**Passage to read**.
────────────────

Solid Energy
- Company type: State owned enterprise
- Industry: mining, coal
- Founded: 1987, Wellington
- Defunct: 16 March 2018
- Headquarters: Christchurch, New Zealand
- Key people: Andy Coupe, Chair
- Products: Coal, renewable energy fuels
- Revenue: $370 million NZD (2015)
- Number of employees: 589

= Solid Energy =

New Zealand coal mining company

Solid Energy was the largest coal mining company in New Zealand and is a state owned enterprise of the New Zealand Government.

The company was formed from the former government department State Coal Mines. It was then established as a state owned enterprise called Coal Corporation in 1987 (known as Coalcorp), and renamed Solid Energy New Zealand Limited in 1997. In 2015, it had a turnover of NZ$369.8 million and produced 2.8 million tonnes of coal.

The company mined extensively in New Zealand's Waikato and the West Coast regions. Approximately half the coal mined was exported, as it was high value with little moisture, sulphur, or other impurities. Much of this was to China, India and Japan where it was used in the power generation and coke industries and for the manufacture of steel and other metals. Major domestic users included the Huntly Power Station and New Zealand Steel at Glenbrook.

Solid Energy went into voluntary administration in August 2015. On 31 October 2016 it was announced that the company's assets had been sold to three separate buyers. On 16 March 2018 the company was put into liquidation.

== Coal operations ==
Solid Energy produced approximately 85% of New Zealand's coal annually. Each year it produced around 4 million tonnes, more than half of it for export.

Solid Energy Mines
| Mine | Location | Type | Reserves, kt | Production, kt pa |
|---|---|---|---|---|
| Huntly East | Waikato | Underground | 7,000 | 100 |
| Rotowaro | Waikato | Opencast | 14,000 | 1200 |
| Stockton | West Coast | Opencast | 16,000 |  |
| Spring Creek | West Coast | Underground | 18,000 | mothballed |
| Terrace | West Coast | Underground | 700 | nil |
| Strongman | West Coast | Underground |  | closed |
| Reddale Mine | West Coast | Opencast |  | 140 |
| New Vale | Southland | Opencast |  | 250 |
| Ohai | Southland | Opencast | 2,000 |  |

Solid Energy had proposed opening two further mines: the Cypress Mine and the Mt William North Mining Project.

────────────────

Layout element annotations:
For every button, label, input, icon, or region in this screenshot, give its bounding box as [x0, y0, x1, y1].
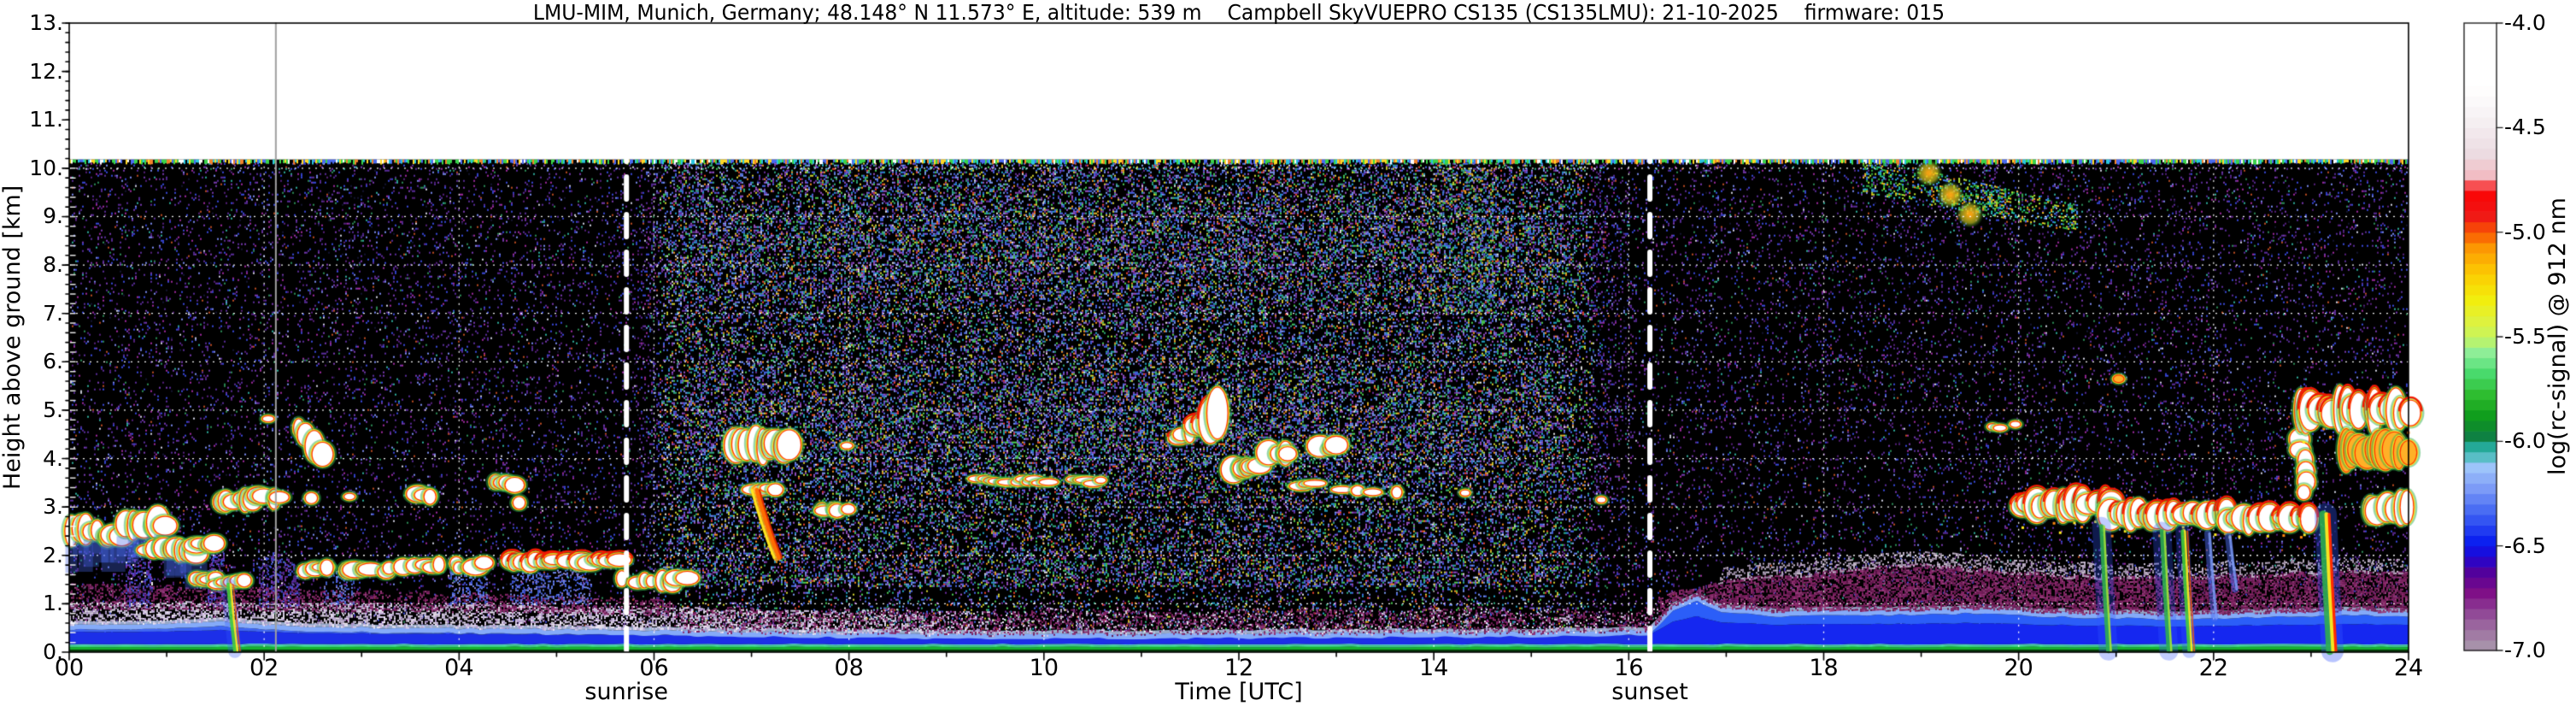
sunset-annotation: sunset [1611, 679, 1688, 705]
x-tick-label: 08 [834, 655, 864, 681]
y-tick-label: 3. [43, 494, 63, 520]
y-tick-label: 4. [43, 445, 63, 471]
x-tick-label: 18 [1809, 655, 1839, 681]
x-axis-label: Time [UTC] [1175, 679, 1303, 705]
y-tick-label: 13. [29, 10, 63, 35]
colorbar-tick-label: -5.5 [2504, 324, 2546, 349]
sunrise-annotation: sunrise [584, 679, 668, 705]
chart-title: LMU-MIM, Munich, Germany; 48.148° N 11.5… [532, 0, 1945, 25]
y-tick-label: 2. [43, 542, 63, 568]
y-tick-label: 6. [43, 349, 63, 374]
y-tick-label: 0. [43, 639, 63, 664]
colorbar-tick-label: -5.0 [2504, 219, 2546, 244]
colorbar-label: log(rc-signal) @ 912 nm [2544, 197, 2571, 476]
colorbar-tick-label: -6.5 [2504, 532, 2546, 558]
colorbar-tick-label: -4.0 [2504, 10, 2546, 35]
x-tick-label: 20 [2004, 655, 2033, 681]
y-tick-label: 9. [43, 203, 63, 229]
x-tick-label: 12 [1223, 655, 1254, 681]
y-tick-label: 11. [29, 107, 63, 132]
colorbar-tick-label: -6.0 [2504, 428, 2546, 454]
x-tick-label: 16 [1614, 655, 1644, 681]
x-tick-label: 14 [1418, 655, 1449, 681]
x-tick-label: 24 [2393, 655, 2424, 681]
y-tick-label: 8. [43, 252, 63, 278]
y-tick-label: 1. [43, 591, 63, 616]
x-tick-label: 00 [54, 655, 85, 681]
colorbar-tick-label: -4.5 [2504, 115, 2546, 140]
y-tick-label: 7. [43, 300, 63, 326]
x-tick-label: 22 [2198, 655, 2229, 681]
y-tick-label: 5. [43, 397, 63, 422]
x-tick-label: 04 [444, 655, 474, 681]
y-tick-label: 12. [29, 58, 63, 84]
colorbar-tick-label: -7.0 [2504, 638, 2546, 662]
x-tick-label: 02 [249, 655, 279, 681]
y-tick-label: 10. [29, 155, 63, 180]
x-tick-label: 10 [1029, 655, 1059, 681]
x-tick-label: 06 [639, 655, 669, 681]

────────────────

**Instruction 1**. In the article on Solid Energy, what year was the company renamed Solid Energy New Zealand Limited?
**Instruction 2**. Quote everything in the Solid Energy article from "Solid Energy Mines" down to "North Mining Project.".

**Task response 1**. 1997

**Task response 2**.
Solid Energy Mines
| Mine | Location | Type | Reserves, kt | Production, kt pa |
|---|---|---|---|---|
| Huntly East | Waikato | Underground | 7,000 | 100 |
| Rotowaro | Waikato | Opencast | 14,000 | 1200 |
| Stockton | West Coast | Opencast | 16,000 |  |
| Spring Creek | West Coast | Underground | 18,000 | mothballed |
| Terrace | West Coast | Underground | 700 | nil |
| Strongman | West Coast | Underground |  | closed |
| Reddale Mine | West Coast | Opencast |  | 140 |
| New Vale | Southland | Opencast |  | 250 |
| Ohai | Southland | Opencast | 2,000 |  |

Solid Energy had proposed opening two further mines: the Cypress Mine and the Mt William North Mining Project.